# [Directive]
Your answer should be a single number: the count of lines that hold the word "Rahul".

# [Record extracts]

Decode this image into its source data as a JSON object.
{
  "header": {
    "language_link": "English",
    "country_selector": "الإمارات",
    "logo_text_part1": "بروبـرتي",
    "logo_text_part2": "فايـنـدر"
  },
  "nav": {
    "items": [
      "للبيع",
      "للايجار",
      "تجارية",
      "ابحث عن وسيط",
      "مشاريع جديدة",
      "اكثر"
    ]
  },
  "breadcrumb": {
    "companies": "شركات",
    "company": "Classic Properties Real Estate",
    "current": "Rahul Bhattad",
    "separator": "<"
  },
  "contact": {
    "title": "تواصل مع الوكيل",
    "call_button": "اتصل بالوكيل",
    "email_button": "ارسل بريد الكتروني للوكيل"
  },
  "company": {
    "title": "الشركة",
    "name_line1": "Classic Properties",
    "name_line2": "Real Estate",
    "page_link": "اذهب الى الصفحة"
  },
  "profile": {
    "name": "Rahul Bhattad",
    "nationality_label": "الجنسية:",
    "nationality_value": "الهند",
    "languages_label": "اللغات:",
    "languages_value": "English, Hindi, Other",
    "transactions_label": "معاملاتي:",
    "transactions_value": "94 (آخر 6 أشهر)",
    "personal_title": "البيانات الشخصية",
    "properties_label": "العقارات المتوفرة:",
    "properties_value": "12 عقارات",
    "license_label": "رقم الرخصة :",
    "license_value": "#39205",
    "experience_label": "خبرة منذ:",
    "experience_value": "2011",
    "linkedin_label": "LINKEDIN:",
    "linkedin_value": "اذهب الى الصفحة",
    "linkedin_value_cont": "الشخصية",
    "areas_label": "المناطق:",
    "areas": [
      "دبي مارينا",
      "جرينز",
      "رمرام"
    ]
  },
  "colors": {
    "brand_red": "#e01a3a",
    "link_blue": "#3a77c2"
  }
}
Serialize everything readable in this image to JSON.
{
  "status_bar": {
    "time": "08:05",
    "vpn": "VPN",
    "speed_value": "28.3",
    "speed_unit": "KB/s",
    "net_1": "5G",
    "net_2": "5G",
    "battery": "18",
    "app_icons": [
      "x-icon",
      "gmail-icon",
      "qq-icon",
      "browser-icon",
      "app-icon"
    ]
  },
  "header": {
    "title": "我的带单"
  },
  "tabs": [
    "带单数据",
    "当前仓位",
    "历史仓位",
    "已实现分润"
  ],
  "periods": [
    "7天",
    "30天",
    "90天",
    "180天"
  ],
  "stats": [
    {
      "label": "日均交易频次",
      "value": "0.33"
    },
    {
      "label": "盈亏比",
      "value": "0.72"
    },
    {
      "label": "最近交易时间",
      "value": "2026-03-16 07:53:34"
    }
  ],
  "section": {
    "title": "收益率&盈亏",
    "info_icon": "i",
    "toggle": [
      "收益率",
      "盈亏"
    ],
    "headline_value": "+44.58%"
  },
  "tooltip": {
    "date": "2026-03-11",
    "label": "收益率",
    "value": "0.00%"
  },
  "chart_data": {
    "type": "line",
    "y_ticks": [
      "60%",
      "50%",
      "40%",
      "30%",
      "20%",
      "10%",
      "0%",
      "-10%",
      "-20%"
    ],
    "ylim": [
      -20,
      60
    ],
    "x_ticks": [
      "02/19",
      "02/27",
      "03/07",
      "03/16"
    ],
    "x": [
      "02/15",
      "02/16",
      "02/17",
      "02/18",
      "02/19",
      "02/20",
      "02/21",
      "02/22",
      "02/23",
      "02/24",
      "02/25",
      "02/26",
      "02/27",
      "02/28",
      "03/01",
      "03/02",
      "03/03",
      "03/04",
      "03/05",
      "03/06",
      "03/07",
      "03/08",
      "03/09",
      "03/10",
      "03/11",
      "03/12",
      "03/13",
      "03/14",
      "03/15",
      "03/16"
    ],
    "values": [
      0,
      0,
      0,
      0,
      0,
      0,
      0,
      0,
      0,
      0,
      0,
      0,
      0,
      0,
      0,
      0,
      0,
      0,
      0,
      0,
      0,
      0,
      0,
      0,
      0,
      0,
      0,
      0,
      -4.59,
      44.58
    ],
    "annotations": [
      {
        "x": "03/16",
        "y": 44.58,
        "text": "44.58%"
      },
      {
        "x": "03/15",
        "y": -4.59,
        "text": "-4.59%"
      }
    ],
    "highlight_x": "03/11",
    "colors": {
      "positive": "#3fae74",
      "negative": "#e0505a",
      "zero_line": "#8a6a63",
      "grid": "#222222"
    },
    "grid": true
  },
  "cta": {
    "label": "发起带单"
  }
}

# [Result below]
2